##### Records supplied
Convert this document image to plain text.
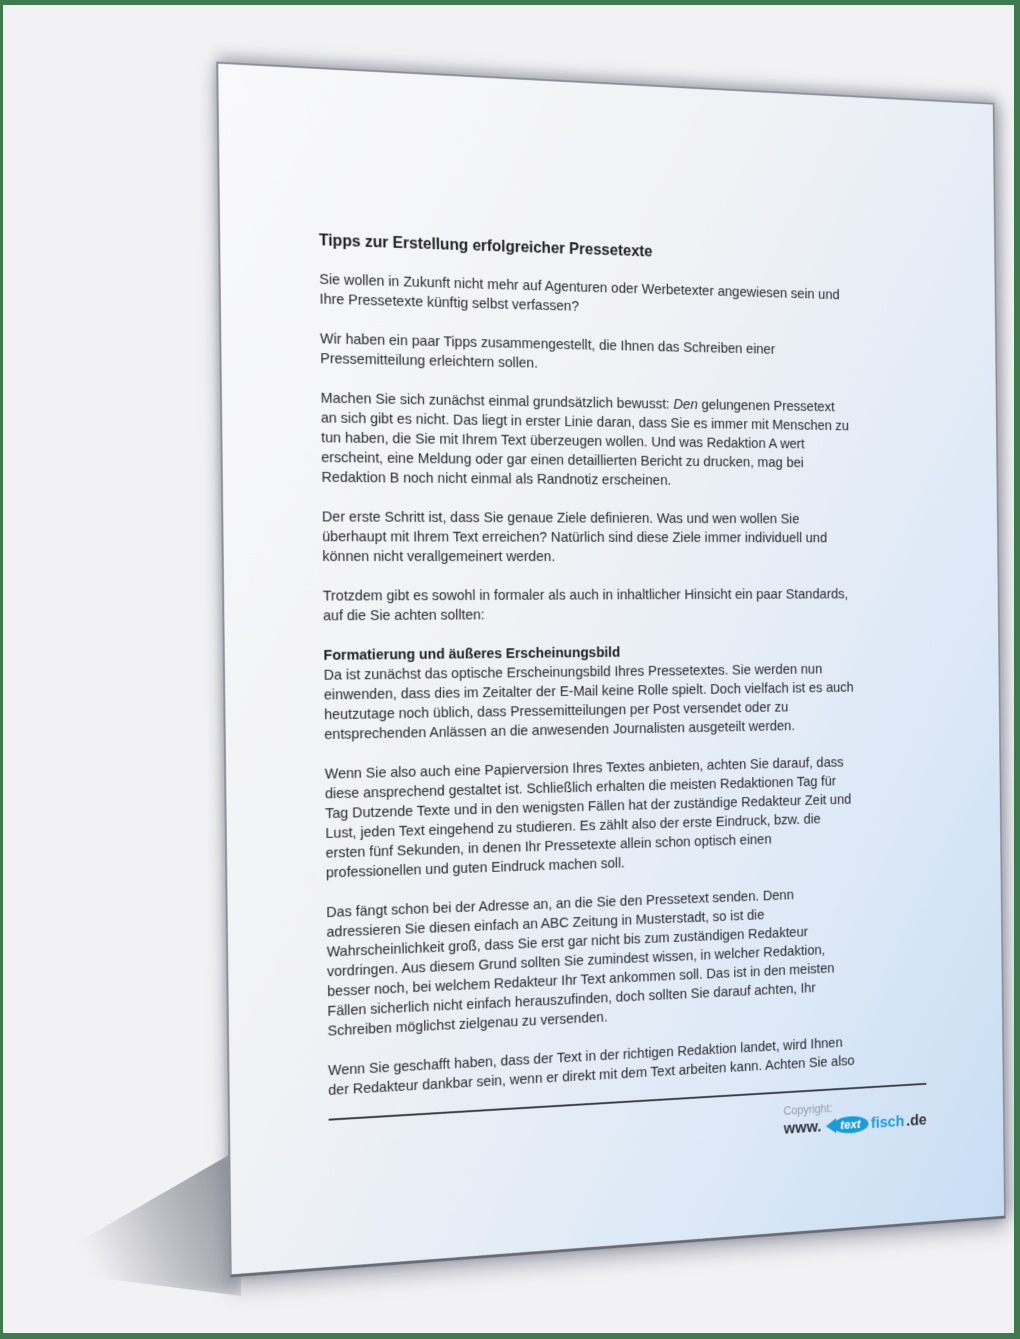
Tipps zur Erstellung erfolgreicher Pressetexte

Sie wollen in Zukunft nicht mehr auf Agenturen oder Werbetexter angewiesen sein und
Ihre Pressetexte künftig selbst verfassen?

Wir haben ein paar Tipps zusammengestellt, die Ihnen das Schreiben einer
Pressemitteilung erleichtern sollen.

Machen Sie sich zunächst einmal grundsätzlich bewusst: Den gelungenen Pressetext
an sich gibt es nicht. Das liegt in erster Linie daran, dass Sie es immer mit Menschen zu
tun haben, die Sie mit Ihrem Text überzeugen wollen. Und was Redaktion A wert
erscheint, eine Meldung oder gar einen detaillierten Bericht zu drucken, mag bei
Redaktion B noch nicht einmal als Randnotiz erscheinen.

Der erste Schritt ist, dass Sie genaue Ziele definieren. Was und wen wollen Sie
überhaupt mit Ihrem Text erreichen? Natürlich sind diese Ziele immer individuell und
können nicht verallgemeinert werden.

Trotzdem gibt es sowohl in formaler als auch in inhaltlicher Hinsicht ein paar Standards,
auf die Sie achten sollten:

Formatierung und äußeres Erscheinungsbild

Da ist zunächst das optische Erscheinungsbild Ihres Pressetextes. Sie werden nun
einwenden, dass dies im Zeitalter der E-Mail keine Rolle spielt. Doch vielfach ist es auch
heutzutage noch üblich, dass Pressemitteilungen per Post versendet oder zu
entsprechenden Anlässen an die anwesenden Journalisten ausgeteilt werden.

Wenn Sie also auch eine Papierversion Ihres Textes anbieten, achten Sie darauf, dass
diese ansprechend gestaltet ist. Schließlich erhalten die meisten Redaktionen Tag für
Tag Dutzende Texte und in den wenigsten Fällen hat der zuständige Redakteur Zeit und
Lust, jeden Text eingehend zu studieren. Es zählt also der erste Eindruck, bzw. die
ersten fünf Sekunden, in denen Ihr Pressetexte allein schon optisch einen
professionellen und guten Eindruck machen soll.

Das fängt schon bei der Adresse an, an die Sie den Pressetext senden. Denn
adressieren Sie diesen einfach an ABC Zeitung in Musterstadt, so ist die
Wahrscheinlichkeit groß, dass Sie erst gar nicht bis zum zuständigen Redakteur
vordringen. Aus diesem Grund sollten Sie zumindest wissen, in welcher Redaktion,
besser noch, bei welchem Redakteur Ihr Text ankommen soll. Das ist in den meisten
Fällen sicherlich nicht einfach herauszufinden, doch sollten Sie darauf achten, Ihr
Schreiben möglichst zielgenau zu versenden.

Wenn Sie geschafft haben, dass der Text in der richtigen Redaktion landet, wird Ihnen
der Redakteur dankbar sein, wenn er direkt mit dem Text arbeiten kann. Achten Sie also

Copyright:
www.	text fisch .de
##########
Written task.
Print the whole listing above once more, word for word, without its pictures.

Task result.
Convert this document image to plain text.
Tipps zur Erstellung erfolgreicher Pressetexte

Sie wollen in Zukunft nicht mehr auf Agenturen oder Werbetexter angewiesen sein und
Ihre Pressetexte künftig selbst verfassen?

Wir haben ein paar Tipps zusammengestellt, die Ihnen das Schreiben einer
Pressemitteilung erleichtern sollen.

Machen Sie sich zunächst einmal grundsätzlich bewusst: Den gelungenen Pressetext
an sich gibt es nicht. Das liegt in erster Linie daran, dass Sie es immer mit Menschen zu
tun haben, die Sie mit Ihrem Text überzeugen wollen. Und was Redaktion A wert
erscheint, eine Meldung oder gar einen detaillierten Bericht zu drucken, mag bei
Redaktion B noch nicht einmal als Randnotiz erscheinen.

Der erste Schritt ist, dass Sie genaue Ziele definieren. Was und wen wollen Sie
überhaupt mit Ihrem Text erreichen? Natürlich sind diese Ziele immer individuell und
können nicht verallgemeinert werden.

Trotzdem gibt es sowohl in formaler als auch in inhaltlicher Hinsicht ein paar Standards,
auf die Sie achten sollten:

Formatierung und äußeres Erscheinungsbild

Da ist zunächst das optische Erscheinungsbild Ihres Pressetextes. Sie werden nun
einwenden, dass dies im Zeitalter der E-Mail keine Rolle spielt. Doch vielfach ist es auch
heutzutage noch üblich, dass Pressemitteilungen per Post versendet oder zu
entsprechenden Anlässen an die anwesenden Journalisten ausgeteilt werden.

Wenn Sie also auch eine Papierversion Ihres Textes anbieten, achten Sie darauf, dass
diese ansprechend gestaltet ist. Schließlich erhalten die meisten Redaktionen Tag für
Tag Dutzende Texte und in den wenigsten Fällen hat der zuständige Redakteur Zeit und
Lust, jeden Text eingehend zu studieren. Es zählt also der erste Eindruck, bzw. die
ersten fünf Sekunden, in denen Ihr Pressetexte allein schon optisch einen
professionellen und guten Eindruck machen soll.

Das fängt schon bei der Adresse an, an die Sie den Pressetext senden. Denn
adressieren Sie diesen einfach an ABC Zeitung in Musterstadt, so ist die
Wahrscheinlichkeit groß, dass Sie erst gar nicht bis zum zuständigen Redakteur
vordringen. Aus diesem Grund sollten Sie zumindest wissen, in welcher Redaktion,
besser noch, bei welchem Redakteur Ihr Text ankommen soll. Das ist in den meisten
Fällen sicherlich nicht einfach herauszufinden, doch sollten Sie darauf achten, Ihr
Schreiben möglichst zielgenau zu versenden.

Wenn Sie geschafft haben, dass der Text in der richtigen Redaktion landet, wird Ihnen
der Redakteur dankbar sein, wenn er direkt mit dem Text arbeiten kann. Achten Sie also

Copyright:
www.	text fisch .de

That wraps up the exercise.